MATERIALS PROVIDED:
= = =

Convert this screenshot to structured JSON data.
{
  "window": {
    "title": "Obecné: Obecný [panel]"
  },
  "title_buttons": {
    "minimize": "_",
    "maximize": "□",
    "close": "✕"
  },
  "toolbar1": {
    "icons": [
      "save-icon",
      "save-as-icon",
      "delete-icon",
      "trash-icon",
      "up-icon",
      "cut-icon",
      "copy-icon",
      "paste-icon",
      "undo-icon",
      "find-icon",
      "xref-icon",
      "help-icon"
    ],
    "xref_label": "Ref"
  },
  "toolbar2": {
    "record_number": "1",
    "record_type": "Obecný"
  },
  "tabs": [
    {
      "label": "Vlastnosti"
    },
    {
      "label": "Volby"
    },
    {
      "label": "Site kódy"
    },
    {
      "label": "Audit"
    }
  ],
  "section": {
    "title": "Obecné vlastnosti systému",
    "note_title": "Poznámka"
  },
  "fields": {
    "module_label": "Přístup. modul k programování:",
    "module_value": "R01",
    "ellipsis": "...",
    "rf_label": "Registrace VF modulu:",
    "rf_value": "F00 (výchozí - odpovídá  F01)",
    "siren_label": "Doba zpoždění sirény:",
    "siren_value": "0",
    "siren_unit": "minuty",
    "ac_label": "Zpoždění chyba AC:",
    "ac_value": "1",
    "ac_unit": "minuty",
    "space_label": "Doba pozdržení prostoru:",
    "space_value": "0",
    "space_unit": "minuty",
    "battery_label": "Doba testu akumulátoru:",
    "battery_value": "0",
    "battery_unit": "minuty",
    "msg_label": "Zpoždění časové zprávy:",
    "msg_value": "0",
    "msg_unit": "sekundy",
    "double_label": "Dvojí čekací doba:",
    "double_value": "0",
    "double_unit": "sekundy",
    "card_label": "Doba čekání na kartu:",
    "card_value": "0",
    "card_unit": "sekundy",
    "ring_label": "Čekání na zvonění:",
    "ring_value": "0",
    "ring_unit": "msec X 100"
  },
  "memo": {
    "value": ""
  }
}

= = =

SET EXERCISE: Identify each line in the records above containing the word "minuty"; copy those lines.

SOLUTION TO THE PROBLEM:
    "siren_unit": "minuty",
    "ac_unit": "minuty",
    "space_unit": "minuty",
    "battery_unit": "minuty",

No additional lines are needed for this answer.